┏━━

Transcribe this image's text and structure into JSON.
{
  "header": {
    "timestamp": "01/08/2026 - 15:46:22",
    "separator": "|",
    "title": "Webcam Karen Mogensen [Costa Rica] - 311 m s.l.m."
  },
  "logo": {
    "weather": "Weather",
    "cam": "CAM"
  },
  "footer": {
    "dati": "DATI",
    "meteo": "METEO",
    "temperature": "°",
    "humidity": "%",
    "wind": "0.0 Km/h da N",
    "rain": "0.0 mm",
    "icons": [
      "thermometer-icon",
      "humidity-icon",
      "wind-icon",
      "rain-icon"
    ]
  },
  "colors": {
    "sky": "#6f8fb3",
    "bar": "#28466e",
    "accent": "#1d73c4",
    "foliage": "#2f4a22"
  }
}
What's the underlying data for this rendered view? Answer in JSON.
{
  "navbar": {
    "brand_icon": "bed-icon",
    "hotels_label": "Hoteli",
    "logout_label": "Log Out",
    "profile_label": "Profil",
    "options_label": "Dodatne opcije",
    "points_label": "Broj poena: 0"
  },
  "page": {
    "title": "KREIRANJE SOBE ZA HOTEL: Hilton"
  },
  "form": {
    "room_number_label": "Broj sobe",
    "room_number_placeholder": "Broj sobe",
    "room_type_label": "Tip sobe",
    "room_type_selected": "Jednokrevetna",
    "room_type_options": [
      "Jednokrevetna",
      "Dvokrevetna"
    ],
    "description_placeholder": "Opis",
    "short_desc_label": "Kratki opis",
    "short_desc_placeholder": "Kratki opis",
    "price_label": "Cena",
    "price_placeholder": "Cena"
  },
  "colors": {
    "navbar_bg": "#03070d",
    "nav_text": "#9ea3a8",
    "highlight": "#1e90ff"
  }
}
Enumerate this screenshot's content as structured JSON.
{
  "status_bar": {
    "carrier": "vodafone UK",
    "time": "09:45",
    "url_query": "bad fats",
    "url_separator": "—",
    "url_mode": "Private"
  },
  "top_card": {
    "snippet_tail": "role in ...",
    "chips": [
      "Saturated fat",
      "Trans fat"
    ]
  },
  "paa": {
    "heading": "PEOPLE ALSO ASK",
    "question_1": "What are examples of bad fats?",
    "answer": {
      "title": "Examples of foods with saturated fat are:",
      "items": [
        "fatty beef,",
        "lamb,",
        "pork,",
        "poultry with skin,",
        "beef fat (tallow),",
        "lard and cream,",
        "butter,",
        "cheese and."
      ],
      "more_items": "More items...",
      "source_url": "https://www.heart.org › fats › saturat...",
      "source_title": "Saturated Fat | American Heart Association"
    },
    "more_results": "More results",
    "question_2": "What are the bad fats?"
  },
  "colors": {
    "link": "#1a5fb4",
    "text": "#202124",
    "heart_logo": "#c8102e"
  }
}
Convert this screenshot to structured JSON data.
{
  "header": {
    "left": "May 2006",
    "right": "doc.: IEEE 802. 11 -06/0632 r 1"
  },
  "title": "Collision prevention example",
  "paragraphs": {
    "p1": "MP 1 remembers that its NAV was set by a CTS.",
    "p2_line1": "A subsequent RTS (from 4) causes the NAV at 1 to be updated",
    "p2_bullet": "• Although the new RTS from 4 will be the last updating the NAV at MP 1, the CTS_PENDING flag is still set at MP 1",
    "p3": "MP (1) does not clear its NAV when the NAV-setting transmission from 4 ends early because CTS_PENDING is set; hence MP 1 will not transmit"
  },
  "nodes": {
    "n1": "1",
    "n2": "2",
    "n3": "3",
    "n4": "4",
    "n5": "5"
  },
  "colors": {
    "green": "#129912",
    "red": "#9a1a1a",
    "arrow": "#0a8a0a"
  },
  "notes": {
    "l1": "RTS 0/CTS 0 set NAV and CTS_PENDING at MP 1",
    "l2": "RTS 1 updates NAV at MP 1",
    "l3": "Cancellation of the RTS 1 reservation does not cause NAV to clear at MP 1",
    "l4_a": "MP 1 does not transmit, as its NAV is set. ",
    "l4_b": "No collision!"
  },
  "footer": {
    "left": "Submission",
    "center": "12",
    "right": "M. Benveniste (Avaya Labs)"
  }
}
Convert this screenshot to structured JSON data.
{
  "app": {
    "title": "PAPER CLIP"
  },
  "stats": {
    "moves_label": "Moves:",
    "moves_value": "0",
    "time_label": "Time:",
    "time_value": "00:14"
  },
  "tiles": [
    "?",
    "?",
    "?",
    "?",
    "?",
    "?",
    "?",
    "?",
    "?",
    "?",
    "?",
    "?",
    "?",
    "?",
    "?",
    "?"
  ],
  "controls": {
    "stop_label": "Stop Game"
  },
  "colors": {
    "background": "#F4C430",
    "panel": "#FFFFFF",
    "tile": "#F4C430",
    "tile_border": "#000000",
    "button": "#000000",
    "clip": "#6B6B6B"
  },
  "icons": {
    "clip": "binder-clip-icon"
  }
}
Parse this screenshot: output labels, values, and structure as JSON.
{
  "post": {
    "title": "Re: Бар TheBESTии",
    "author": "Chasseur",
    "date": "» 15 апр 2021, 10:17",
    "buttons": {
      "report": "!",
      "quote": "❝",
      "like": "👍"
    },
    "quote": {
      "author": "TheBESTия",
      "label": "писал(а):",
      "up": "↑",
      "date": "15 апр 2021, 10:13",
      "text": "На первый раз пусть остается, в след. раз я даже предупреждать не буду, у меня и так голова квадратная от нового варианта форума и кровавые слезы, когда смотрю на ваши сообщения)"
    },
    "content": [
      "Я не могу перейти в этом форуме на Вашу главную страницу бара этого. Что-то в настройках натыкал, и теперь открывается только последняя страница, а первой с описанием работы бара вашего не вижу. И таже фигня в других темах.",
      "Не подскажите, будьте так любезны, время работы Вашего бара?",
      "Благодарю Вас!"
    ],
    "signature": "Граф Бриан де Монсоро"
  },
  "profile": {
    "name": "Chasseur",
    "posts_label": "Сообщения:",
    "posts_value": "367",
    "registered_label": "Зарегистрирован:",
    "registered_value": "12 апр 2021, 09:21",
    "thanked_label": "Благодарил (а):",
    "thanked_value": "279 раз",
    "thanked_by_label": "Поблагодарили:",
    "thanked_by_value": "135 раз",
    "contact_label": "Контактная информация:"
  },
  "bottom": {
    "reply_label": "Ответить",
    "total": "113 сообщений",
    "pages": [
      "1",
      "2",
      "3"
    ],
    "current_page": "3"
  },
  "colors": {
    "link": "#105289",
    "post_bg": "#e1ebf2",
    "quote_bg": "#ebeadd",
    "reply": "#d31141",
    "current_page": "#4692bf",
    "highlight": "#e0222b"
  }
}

┗━━

WHAT IS REQUIRED
Copy all of the data exactly.

EXERCISE OUTPUT
Transcribe this image's text and structure into JSON.
{
  "header": {
    "timestamp": "01/08/2026 - 15:46:22",
    "separator": "|",
    "title": "Webcam Karen Mogensen [Costa Rica] - 311 m s.l.m."
  },
  "logo": {
    "weather": "Weather",
    "cam": "CAM"
  },
  "footer": {
    "dati": "DATI",
    "meteo": "METEO",
    "temperature": "°",
    "humidity": "%",
    "wind": "0.0 Km/h da N",
    "rain": "0.0 mm",
    "icons": [
      "thermometer-icon",
      "humidity-icon",
      "wind-icon",
      "rain-icon"
    ]
  },
  "colors": {
    "sky": "#6f8fb3",
    "bar": "#28466e",
    "accent": "#1d73c4",
    "foliage": "#2f4a22"
  }
}
What's the underlying data for this rendered view? Answer in JSON.
{
  "navbar": {
    "brand_icon": "bed-icon",
    "hotels_label": "Hoteli",
    "logout_label": "Log Out",
    "profile_label": "Profil",
    "options_label": "Dodatne opcije",
    "points_label": "Broj poena: 0"
  },
  "page": {
    "title": "KREIRANJE SOBE ZA HOTEL: Hilton"
  },
  "form": {
    "room_number_label": "Broj sobe",
    "room_number_placeholder": "Broj sobe",
    "room_type_label": "Tip sobe",
    "room_type_selected": "Jednokrevetna",
    "room_type_options": [
      "Jednokrevetna",
      "Dvokrevetna"
    ],
    "description_placeholder": "Opis",
    "short_desc_label": "Kratki opis",
    "short_desc_placeholder": "Kratki opis",
    "price_label": "Cena",
    "price_placeholder": "Cena"
  },
  "colors": {
    "navbar_bg": "#03070d",
    "nav_text": "#9ea3a8",
    "highlight": "#1e90ff"
  }
}
Enumerate this screenshot's content as structured JSON.
{
  "status_bar": {
    "carrier": "vodafone UK",
    "time": "09:45",
    "url_query": "bad fats",
    "url_separator": "—",
    "url_mode": "Private"
  },
  "top_card": {
    "snippet_tail": "role in ...",
    "chips": [
      "Saturated fat",
      "Trans fat"
    ]
  },
  "paa": {
    "heading": "PEOPLE ALSO ASK",
    "question_1": "What are examples of bad fats?",
    "answer": {
      "title": "Examples of foods with saturated fat are:",
      "items": [
        "fatty beef,",
        "lamb,",
        "pork,",
        "poultry with skin,",
        "beef fat (tallow),",
        "lard and cream,",
        "butter,",
        "cheese and."
      ],
      "more_items": "More items...",
      "source_url": "https://www.heart.org › fats › saturat...",
      "source_title": "Saturated Fat | American Heart Association"
    },
    "more_results": "More results",
    "question_2": "What are the bad fats?"
  },
  "colors": {
    "link": "#1a5fb4",
    "text": "#202124",
    "heart_logo": "#c8102e"
  }
}
Convert this screenshot to structured JSON data.
{
  "header": {
    "left": "May 2006",
    "right": "doc.: IEEE 802. 11 -06/0632 r 1"
  },
  "title": "Collision prevention example",
  "paragraphs": {
    "p1": "MP 1 remembers that its NAV was set by a CTS.",
    "p2_line1": "A subsequent RTS (from 4) causes the NAV at 1 to be updated",
    "p2_bullet": "• Although the new RTS from 4 will be the last updating the NAV at MP 1, the CTS_PENDING flag is still set at MP 1",
    "p3": "MP (1) does not clear its NAV when the NAV-setting transmission from 4 ends early because CTS_PENDING is set; hence MP 1 will not transmit"
  },
  "nodes": {
    "n1": "1",
    "n2": "2",
    "n3": "3",
    "n4": "4",
    "n5": "5"
  },
  "colors": {
    "green": "#129912",
    "red": "#9a1a1a",
    "arrow": "#0a8a0a"
  },
  "notes": {
    "l1": "RTS 0/CTS 0 set NAV and CTS_PENDING at MP 1",
    "l2": "RTS 1 updates NAV at MP 1",
    "l3": "Cancellation of the RTS 1 reservation does not cause NAV to clear at MP 1",
    "l4_a": "MP 1 does not transmit, as its NAV is set. ",
    "l4_b": "No collision!"
  },
  "footer": {
    "left": "Submission",
    "center": "12",
    "right": "M. Benveniste (Avaya Labs)"
  }
}
Convert this screenshot to structured JSON data.
{
  "app": {
    "title": "PAPER CLIP"
  },
  "stats": {
    "moves_label": "Moves:",
    "moves_value": "0",
    "time_label": "Time:",
    "time_value": "00:14"
  },
  "tiles": [
    "?",
    "?",
    "?",
    "?",
    "?",
    "?",
    "?",
    "?",
    "?",
    "?",
    "?",
    "?",
    "?",
    "?",
    "?",
    "?"
  ],
  "controls": {
    "stop_label": "Stop Game"
  },
  "colors": {
    "background": "#F4C430",
    "panel": "#FFFFFF",
    "tile": "#F4C430",
    "tile_border": "#000000",
    "button": "#000000",
    "clip": "#6B6B6B"
  },
  "icons": {
    "clip": "binder-clip-icon"
  }
}
Parse this screenshot: output labels, values, and structure as JSON.
{
  "post": {
    "title": "Re: Бар TheBESTии",
    "author": "Chasseur",
    "date": "» 15 апр 2021, 10:17",
    "buttons": {
      "report": "!",
      "quote": "❝",
      "like": "👍"
    },
    "quote": {
      "author": "TheBESTия",
      "label": "писал(а):",
      "up": "↑",
      "date": "15 апр 2021, 10:13",
      "text": "На первый раз пусть остается, в след. раз я даже предупреждать не буду, у меня и так голова квадратная от нового варианта форума и кровавые слезы, когда смотрю на ваши сообщения)"
    },
    "content": [
      "Я не могу перейти в этом форуме на Вашу главную страницу бара этого. Что-то в настройках натыкал, и теперь открывается только последняя страница, а первой с описанием работы бара вашего не вижу. И таже фигня в других темах.",
      "Не подскажите, будьте так любезны, время работы Вашего бара?",
      "Благодарю Вас!"
    ],
    "signature": "Граф Бриан де Монсоро"
  },
  "profile": {
    "name": "Chasseur",
    "posts_label": "Сообщения:",
    "posts_value": "367",
    "registered_label": "Зарегистрирован:",
    "registered_value": "12 апр 2021, 09:21",
    "thanked_label": "Благодарил (а):",
    "thanked_value": "279 раз",
    "thanked_by_label": "Поблагодарили:",
    "thanked_by_value": "135 раз",
    "contact_label": "Контактная информация:"
  },
  "bottom": {
    "reply_label": "Ответить",
    "total": "113 сообщений",
    "pages": [
      "1",
      "2",
      "3"
    ],
    "current_page": "3"
  },
  "colors": {
    "link": "#105289",
    "post_bg": "#e1ebf2",
    "quote_bg": "#ebeadd",
    "reply": "#d31141",
    "current_page": "#4692bf",
    "highlight": "#e0222b"
  }
}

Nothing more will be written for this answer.